Collected data entries
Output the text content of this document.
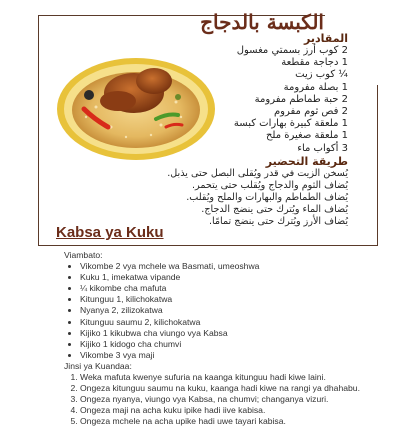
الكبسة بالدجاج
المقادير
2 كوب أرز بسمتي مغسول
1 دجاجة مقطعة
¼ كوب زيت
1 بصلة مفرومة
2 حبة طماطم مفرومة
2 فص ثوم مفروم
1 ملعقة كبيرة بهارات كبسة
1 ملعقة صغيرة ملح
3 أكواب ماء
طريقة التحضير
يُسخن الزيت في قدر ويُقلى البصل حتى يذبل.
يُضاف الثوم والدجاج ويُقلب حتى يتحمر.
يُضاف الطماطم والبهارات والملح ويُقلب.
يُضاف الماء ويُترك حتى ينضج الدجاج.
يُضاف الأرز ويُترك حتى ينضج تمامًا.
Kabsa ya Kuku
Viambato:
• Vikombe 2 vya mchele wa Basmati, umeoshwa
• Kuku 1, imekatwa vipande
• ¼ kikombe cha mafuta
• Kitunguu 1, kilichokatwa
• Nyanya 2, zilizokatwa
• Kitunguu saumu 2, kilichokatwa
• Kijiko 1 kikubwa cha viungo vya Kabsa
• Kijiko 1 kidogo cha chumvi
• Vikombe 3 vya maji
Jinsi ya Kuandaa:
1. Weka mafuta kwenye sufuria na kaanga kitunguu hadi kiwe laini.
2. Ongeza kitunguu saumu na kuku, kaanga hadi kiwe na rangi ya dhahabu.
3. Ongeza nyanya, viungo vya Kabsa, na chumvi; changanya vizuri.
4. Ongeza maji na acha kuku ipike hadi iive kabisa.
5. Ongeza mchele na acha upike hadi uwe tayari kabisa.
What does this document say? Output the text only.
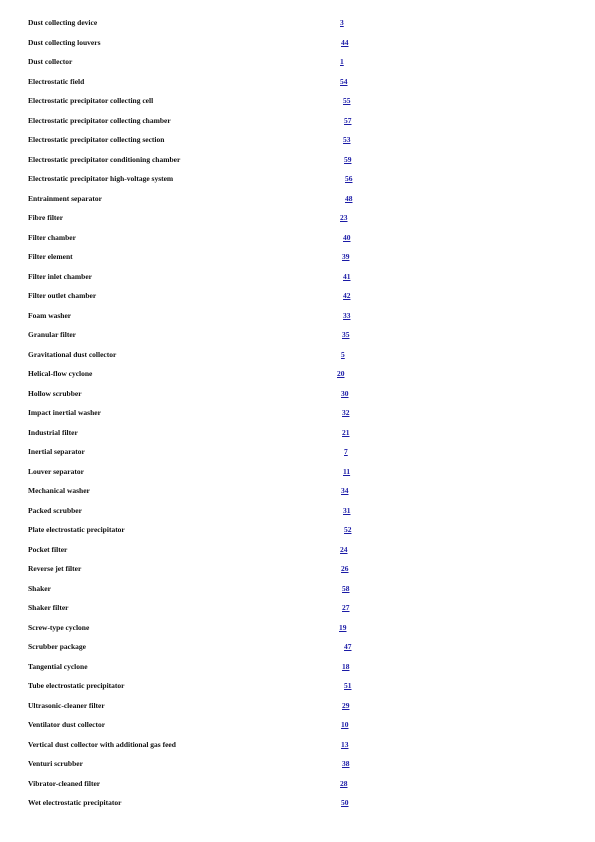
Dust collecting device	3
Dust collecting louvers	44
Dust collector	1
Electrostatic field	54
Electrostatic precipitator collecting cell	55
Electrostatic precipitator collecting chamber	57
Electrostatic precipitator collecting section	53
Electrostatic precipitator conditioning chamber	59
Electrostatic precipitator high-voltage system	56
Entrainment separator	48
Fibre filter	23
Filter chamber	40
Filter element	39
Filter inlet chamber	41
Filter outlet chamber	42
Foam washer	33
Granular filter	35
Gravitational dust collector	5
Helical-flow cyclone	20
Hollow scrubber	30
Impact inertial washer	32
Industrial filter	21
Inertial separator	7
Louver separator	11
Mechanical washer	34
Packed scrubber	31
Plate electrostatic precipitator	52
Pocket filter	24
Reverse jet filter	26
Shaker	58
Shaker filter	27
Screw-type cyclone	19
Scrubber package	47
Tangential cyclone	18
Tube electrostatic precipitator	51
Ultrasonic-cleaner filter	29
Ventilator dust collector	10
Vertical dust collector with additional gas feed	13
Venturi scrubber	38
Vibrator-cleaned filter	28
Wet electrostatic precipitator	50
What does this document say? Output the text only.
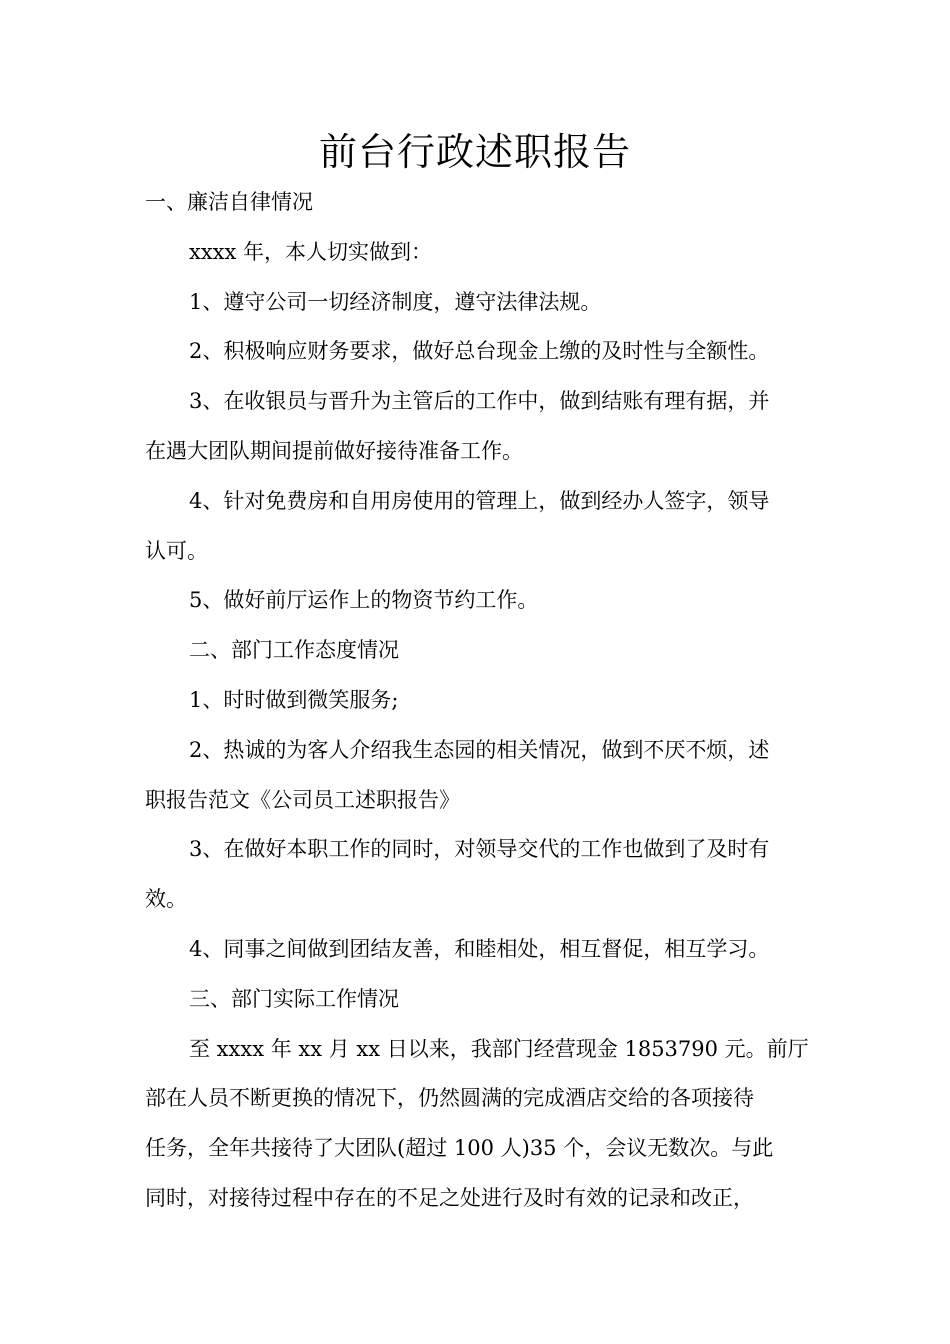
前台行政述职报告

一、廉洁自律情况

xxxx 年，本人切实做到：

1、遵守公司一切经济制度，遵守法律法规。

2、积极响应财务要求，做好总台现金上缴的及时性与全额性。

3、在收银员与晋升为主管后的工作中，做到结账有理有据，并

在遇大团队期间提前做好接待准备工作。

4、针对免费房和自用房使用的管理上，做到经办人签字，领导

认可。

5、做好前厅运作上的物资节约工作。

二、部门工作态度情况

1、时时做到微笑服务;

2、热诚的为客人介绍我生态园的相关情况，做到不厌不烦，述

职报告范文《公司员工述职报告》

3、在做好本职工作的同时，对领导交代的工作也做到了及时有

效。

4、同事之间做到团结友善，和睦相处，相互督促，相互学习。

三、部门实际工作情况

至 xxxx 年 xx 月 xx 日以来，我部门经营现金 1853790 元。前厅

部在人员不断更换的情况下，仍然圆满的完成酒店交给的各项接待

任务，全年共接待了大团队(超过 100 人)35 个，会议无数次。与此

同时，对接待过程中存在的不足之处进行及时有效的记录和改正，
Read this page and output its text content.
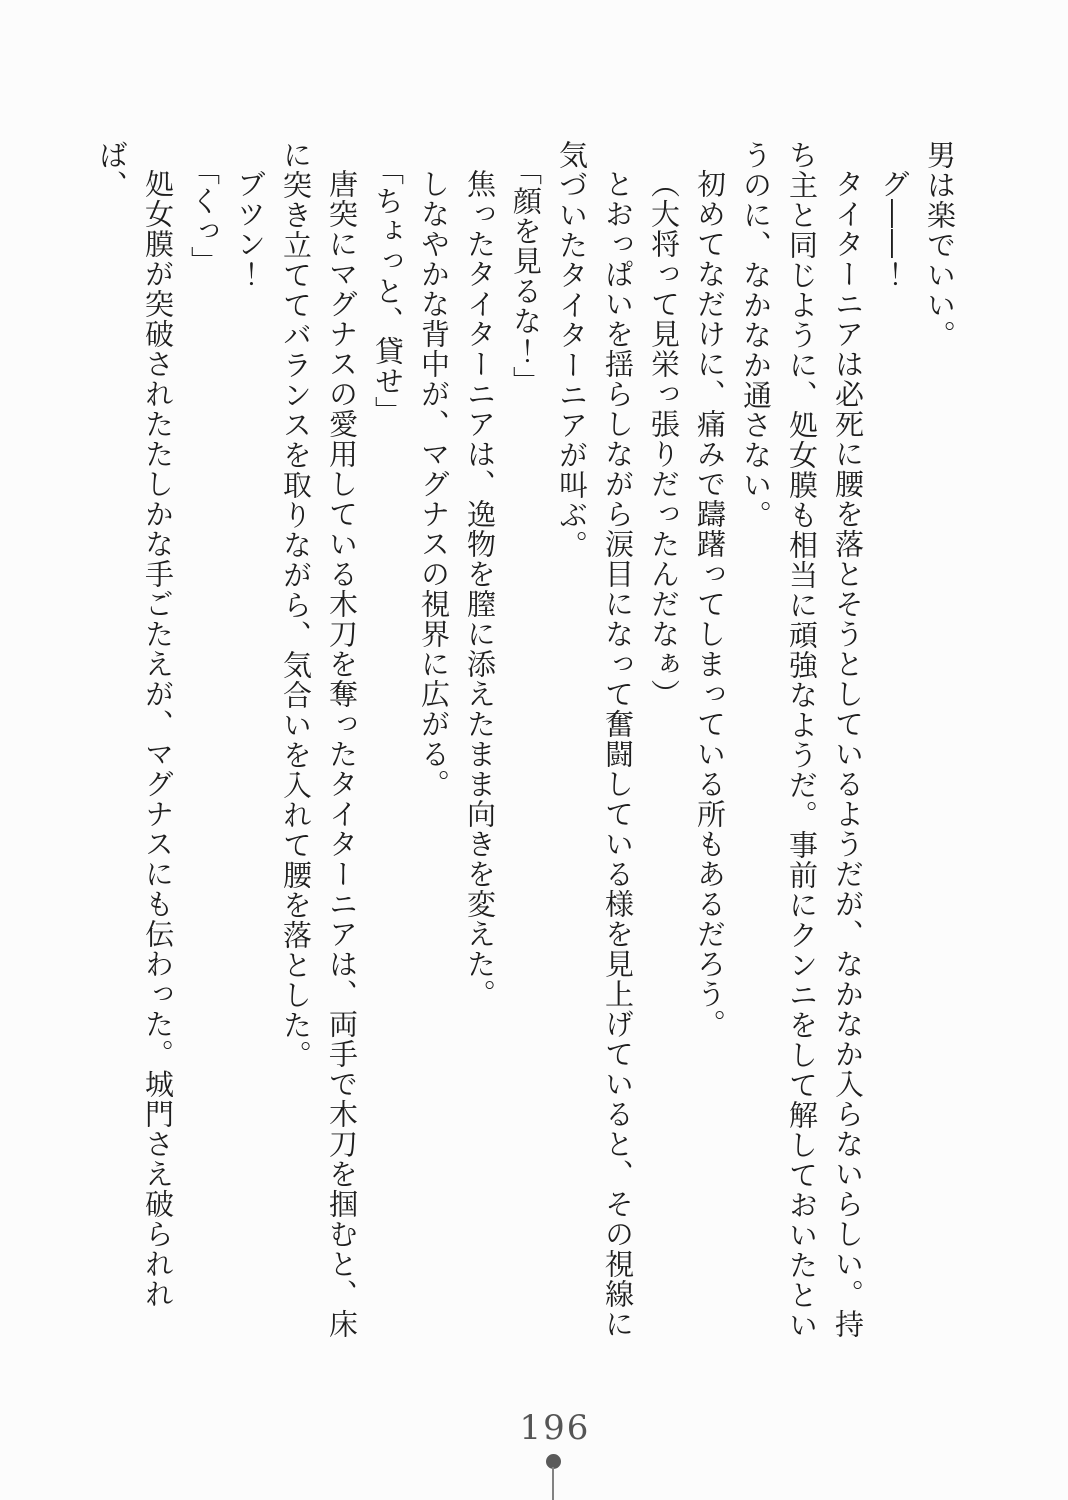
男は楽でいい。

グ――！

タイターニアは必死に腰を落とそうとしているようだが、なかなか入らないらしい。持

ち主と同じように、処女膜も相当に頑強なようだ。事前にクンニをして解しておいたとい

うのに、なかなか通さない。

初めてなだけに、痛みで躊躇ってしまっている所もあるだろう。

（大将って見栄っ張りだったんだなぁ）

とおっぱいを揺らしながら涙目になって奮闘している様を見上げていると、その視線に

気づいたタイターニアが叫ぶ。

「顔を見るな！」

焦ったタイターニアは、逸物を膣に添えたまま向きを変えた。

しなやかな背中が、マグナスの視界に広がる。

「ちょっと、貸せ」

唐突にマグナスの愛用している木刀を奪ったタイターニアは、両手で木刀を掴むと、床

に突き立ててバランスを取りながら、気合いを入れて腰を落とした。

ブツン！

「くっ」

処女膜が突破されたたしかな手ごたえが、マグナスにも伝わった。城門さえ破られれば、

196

**Stated exercise**
Copy out each line of the material that holds the word "this".

**Written reply**
Output the text content of this document.
What does this document say? Output the text only.
What does this document say? Output the text only.
Read this page and output its text content.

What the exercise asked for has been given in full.